Directions for this task
Copy out each line that includes the word "from".

Material provided

++++

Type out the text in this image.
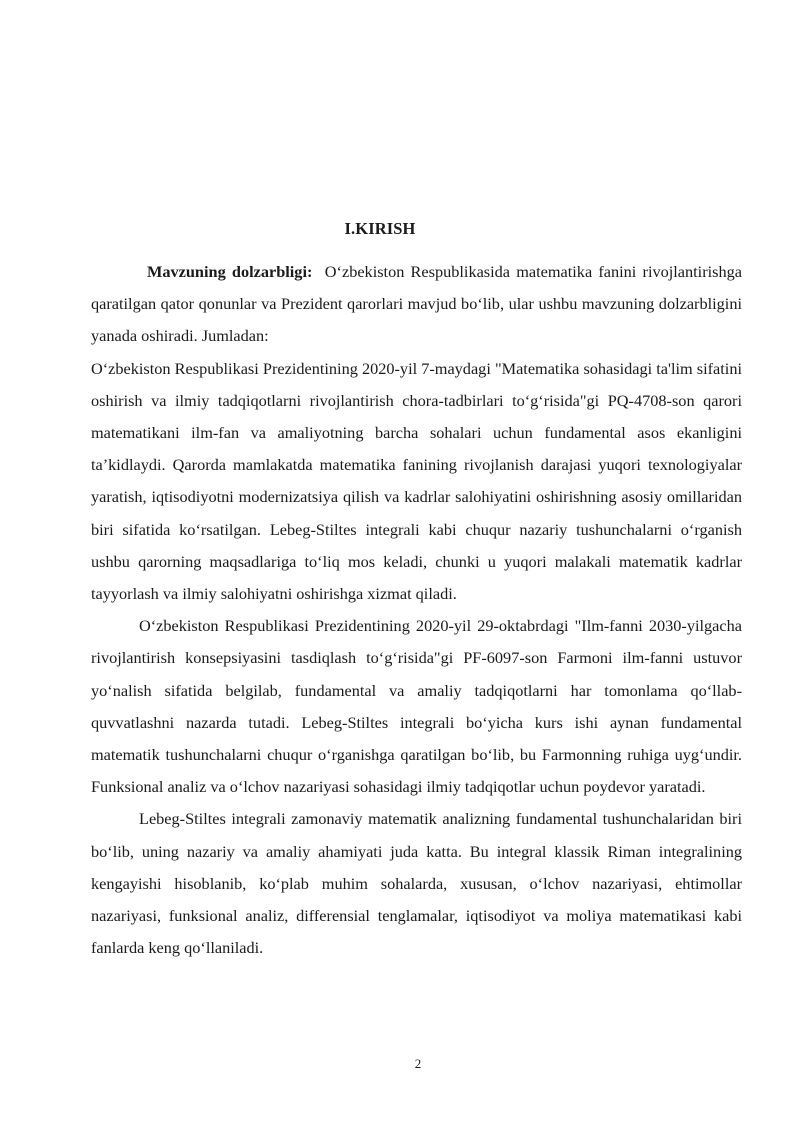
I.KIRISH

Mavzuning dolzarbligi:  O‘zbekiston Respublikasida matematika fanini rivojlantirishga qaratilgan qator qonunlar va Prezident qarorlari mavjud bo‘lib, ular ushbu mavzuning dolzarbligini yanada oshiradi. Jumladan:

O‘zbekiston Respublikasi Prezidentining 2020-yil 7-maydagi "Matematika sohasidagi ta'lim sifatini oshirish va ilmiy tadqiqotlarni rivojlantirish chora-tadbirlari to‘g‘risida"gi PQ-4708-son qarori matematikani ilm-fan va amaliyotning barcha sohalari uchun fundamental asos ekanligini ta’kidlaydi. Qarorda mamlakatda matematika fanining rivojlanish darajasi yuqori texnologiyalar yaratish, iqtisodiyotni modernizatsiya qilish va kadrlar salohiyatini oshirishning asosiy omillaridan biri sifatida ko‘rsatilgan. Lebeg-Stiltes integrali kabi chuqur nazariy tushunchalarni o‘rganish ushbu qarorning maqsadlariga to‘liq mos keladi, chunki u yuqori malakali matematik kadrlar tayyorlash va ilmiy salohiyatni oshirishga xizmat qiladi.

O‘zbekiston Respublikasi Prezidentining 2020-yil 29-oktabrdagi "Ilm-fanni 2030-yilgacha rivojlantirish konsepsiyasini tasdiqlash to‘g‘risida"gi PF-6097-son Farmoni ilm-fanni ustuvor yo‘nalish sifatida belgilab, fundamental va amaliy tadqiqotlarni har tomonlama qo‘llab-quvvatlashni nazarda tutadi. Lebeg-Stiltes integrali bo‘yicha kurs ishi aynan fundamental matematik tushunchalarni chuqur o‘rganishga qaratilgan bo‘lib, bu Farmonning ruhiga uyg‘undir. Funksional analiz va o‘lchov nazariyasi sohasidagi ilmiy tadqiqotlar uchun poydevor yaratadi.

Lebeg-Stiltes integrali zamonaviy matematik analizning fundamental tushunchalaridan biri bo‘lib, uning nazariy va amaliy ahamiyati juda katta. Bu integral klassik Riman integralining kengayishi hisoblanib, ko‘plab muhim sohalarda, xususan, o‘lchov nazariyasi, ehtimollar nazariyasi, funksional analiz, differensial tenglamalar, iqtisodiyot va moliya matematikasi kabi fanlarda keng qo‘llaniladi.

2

++++

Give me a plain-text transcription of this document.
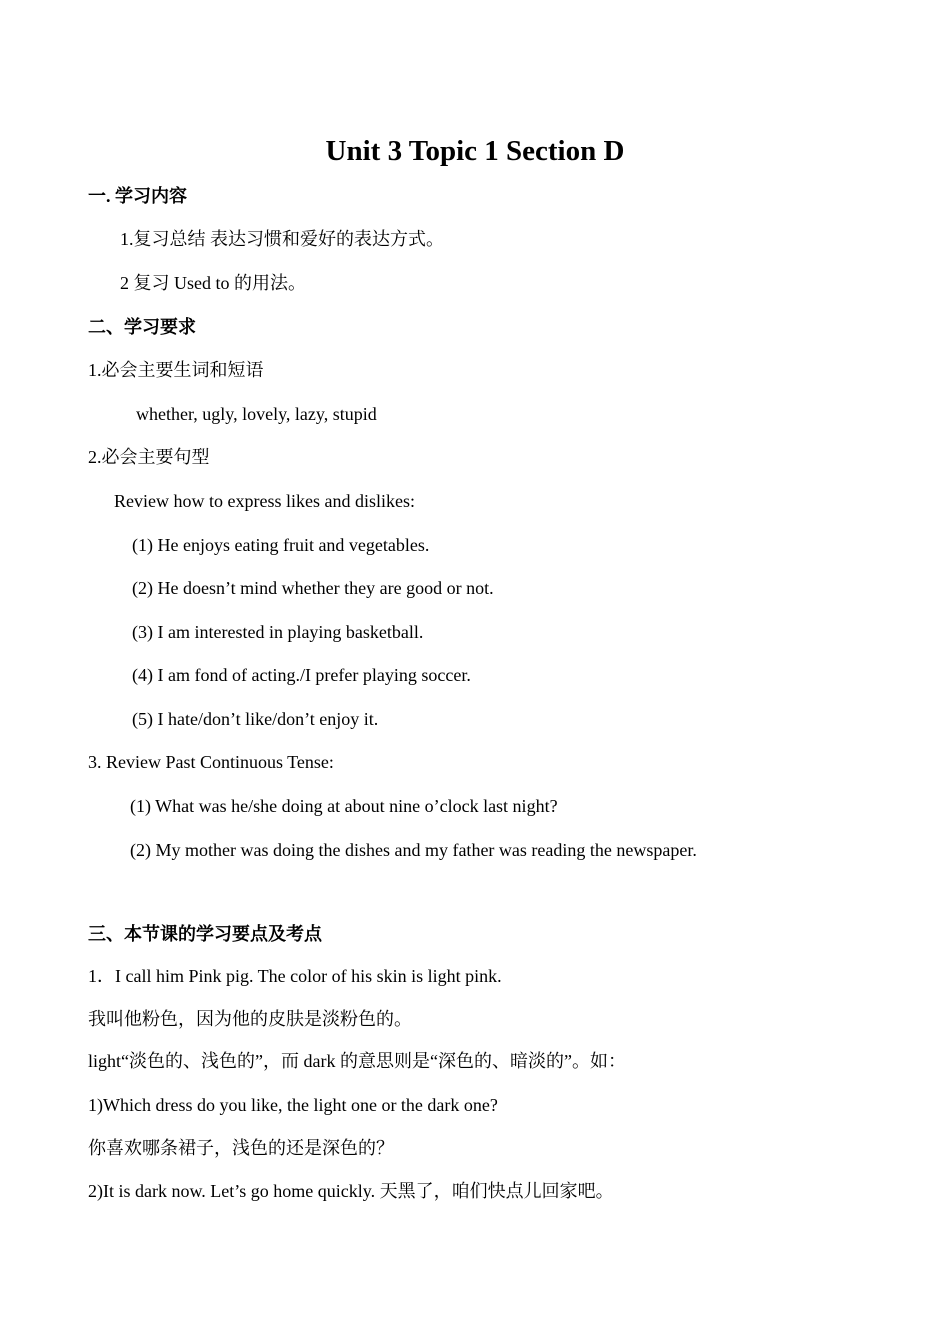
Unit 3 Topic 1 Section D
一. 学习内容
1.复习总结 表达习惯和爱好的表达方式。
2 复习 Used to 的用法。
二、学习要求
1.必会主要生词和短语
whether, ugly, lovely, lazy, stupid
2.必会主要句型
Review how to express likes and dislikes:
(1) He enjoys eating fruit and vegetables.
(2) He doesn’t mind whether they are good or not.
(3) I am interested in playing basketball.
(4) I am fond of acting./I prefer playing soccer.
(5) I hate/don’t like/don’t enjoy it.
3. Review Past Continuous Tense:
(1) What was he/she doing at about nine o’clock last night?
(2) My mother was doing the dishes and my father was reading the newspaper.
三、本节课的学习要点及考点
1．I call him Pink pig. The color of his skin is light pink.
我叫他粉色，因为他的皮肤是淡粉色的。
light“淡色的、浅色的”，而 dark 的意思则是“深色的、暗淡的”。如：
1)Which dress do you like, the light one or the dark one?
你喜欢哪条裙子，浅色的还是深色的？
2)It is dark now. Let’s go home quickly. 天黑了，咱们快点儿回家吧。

++++

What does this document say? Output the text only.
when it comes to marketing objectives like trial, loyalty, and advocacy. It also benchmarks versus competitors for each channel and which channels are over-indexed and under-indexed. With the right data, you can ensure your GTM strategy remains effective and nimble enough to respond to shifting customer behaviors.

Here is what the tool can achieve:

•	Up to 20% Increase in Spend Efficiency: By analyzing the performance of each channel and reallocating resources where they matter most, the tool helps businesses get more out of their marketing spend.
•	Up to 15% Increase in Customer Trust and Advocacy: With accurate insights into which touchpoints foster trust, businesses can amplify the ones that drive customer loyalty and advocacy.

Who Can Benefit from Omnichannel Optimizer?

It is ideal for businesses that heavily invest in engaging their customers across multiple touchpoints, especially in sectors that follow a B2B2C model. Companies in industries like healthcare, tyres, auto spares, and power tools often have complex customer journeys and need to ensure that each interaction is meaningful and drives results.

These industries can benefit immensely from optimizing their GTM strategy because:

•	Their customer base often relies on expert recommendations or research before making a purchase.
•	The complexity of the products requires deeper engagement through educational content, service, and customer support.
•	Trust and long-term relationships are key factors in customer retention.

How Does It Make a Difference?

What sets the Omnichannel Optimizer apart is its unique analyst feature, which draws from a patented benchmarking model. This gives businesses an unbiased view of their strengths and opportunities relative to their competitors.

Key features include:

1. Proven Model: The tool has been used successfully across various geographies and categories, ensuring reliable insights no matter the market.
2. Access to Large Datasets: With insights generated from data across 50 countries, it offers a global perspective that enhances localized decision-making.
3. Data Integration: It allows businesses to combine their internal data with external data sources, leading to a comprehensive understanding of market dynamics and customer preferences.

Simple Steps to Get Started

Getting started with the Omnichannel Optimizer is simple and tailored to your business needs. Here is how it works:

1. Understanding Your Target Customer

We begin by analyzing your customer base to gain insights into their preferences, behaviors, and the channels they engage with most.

++++

Worked solution
Who Can Benefit from Omnichannel Optimizer?
These industries can benefit immensely from optimizing their GTM strategy because:
What sets the Omnichannel Optimizer apart is its unique analyst feature, which draws from a patented benchmarking model. This gives businesses an unbiased view of their strengths and opportunities relative to their competitors.
2. Access to Large Datasets: With insights generated from data across 50 countries, it offers a global perspective that enhances localized decision-making.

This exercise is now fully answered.